(begin)
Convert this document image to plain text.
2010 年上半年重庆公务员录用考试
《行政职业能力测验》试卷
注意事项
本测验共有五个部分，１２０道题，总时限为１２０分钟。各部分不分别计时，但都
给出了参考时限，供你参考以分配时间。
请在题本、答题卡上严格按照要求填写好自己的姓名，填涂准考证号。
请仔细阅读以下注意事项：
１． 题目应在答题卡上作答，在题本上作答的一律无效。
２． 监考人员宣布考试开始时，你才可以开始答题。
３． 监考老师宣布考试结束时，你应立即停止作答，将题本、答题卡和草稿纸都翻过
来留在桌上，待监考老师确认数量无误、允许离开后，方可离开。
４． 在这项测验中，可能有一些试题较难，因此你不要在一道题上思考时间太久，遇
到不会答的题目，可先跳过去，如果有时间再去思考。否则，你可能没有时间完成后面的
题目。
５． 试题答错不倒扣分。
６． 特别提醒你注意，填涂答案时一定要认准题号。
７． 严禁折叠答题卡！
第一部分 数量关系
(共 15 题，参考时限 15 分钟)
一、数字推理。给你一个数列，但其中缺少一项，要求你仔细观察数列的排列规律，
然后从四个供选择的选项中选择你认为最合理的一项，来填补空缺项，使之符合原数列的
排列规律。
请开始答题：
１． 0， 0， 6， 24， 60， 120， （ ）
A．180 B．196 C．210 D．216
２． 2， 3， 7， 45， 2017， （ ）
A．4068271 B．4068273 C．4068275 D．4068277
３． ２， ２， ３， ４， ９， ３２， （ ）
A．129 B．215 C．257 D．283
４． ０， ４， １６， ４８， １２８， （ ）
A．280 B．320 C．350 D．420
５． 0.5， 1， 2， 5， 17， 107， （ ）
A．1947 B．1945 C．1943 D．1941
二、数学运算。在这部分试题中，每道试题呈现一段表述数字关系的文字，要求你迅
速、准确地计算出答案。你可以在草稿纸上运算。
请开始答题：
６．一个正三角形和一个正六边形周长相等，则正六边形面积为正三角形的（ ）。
(end)
(begin)
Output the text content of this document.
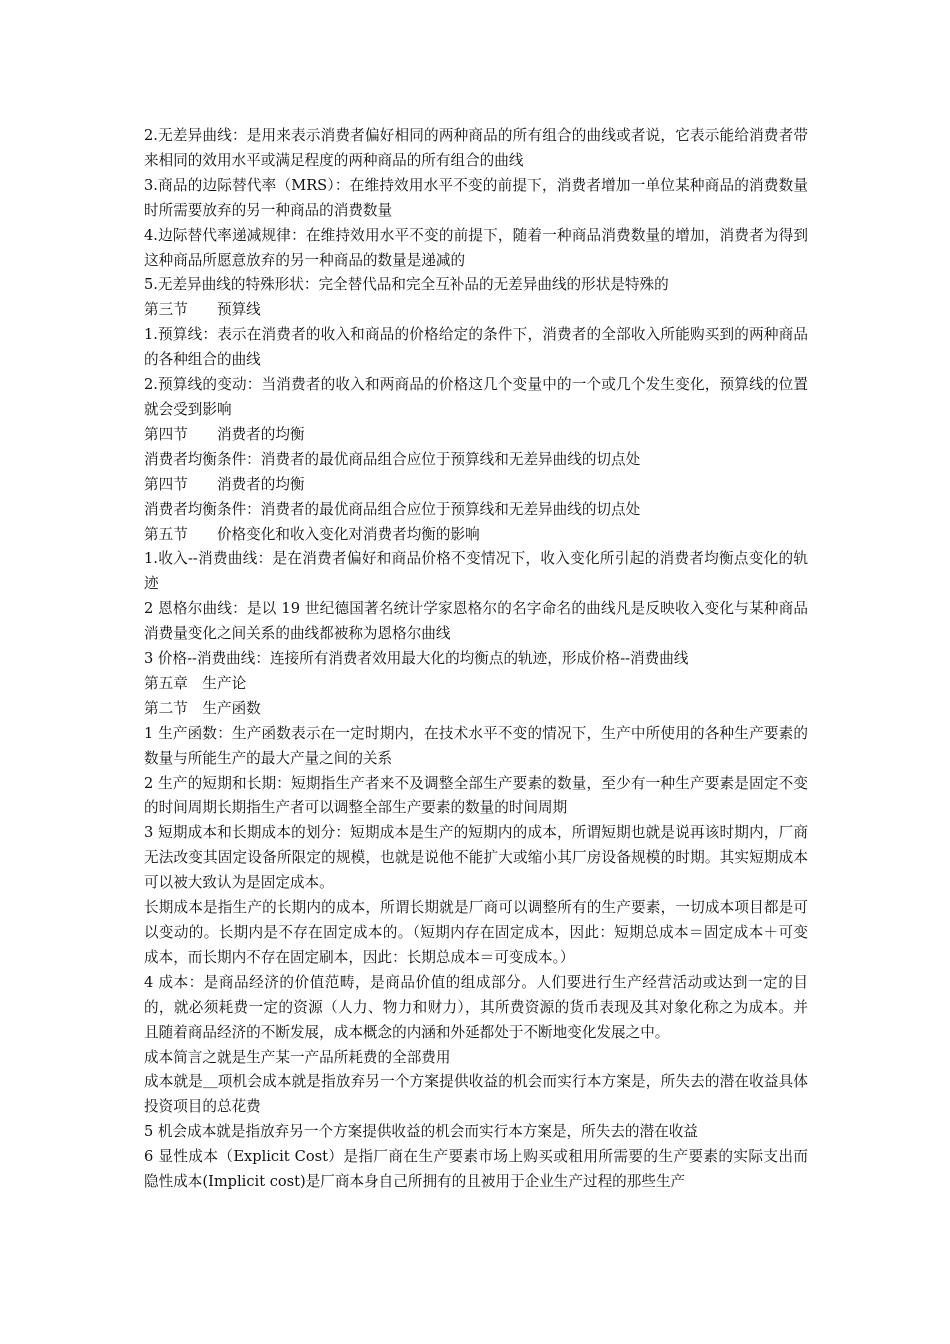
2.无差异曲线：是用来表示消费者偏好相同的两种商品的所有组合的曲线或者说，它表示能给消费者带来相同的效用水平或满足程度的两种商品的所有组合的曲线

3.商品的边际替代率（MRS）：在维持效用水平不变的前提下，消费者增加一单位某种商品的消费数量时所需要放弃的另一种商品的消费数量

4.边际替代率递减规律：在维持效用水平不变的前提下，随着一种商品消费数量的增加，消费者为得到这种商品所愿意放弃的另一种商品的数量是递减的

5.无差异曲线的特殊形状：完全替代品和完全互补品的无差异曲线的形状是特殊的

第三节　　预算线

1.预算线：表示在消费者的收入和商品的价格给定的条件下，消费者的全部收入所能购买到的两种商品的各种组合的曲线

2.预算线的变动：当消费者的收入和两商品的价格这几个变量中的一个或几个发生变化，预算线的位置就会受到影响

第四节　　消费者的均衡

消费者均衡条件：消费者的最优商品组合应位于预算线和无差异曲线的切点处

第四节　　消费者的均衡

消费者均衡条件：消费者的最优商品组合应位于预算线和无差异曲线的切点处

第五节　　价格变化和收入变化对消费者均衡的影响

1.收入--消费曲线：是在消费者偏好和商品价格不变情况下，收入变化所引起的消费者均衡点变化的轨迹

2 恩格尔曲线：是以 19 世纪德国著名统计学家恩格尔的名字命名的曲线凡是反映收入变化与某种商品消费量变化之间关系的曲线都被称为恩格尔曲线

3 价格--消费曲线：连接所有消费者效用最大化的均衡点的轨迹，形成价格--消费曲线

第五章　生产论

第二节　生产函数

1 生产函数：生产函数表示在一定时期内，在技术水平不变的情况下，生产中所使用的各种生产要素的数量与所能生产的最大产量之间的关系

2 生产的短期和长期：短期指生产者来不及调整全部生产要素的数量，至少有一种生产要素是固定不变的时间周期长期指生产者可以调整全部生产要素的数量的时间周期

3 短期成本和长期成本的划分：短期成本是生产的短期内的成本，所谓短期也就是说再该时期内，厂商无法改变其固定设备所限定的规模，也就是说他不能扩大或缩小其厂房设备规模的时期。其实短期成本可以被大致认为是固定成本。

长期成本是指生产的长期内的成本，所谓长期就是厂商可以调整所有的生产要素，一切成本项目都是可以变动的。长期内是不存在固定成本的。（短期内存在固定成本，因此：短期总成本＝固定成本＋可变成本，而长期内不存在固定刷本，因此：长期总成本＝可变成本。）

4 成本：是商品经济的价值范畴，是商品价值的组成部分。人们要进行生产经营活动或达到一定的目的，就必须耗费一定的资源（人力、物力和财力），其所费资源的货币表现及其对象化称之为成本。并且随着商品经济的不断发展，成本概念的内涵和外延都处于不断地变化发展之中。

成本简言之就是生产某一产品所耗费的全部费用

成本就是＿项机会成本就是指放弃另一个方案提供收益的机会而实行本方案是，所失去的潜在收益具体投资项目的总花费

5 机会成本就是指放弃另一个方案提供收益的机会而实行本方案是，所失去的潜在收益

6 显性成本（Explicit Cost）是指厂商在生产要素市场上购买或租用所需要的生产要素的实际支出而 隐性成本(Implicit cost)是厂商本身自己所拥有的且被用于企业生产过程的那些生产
(end)
> [Directions]
In how many lines does the word "在维持效用水平不变的前提下" appear? Respond with the number alone.

> [Completed exercise]
2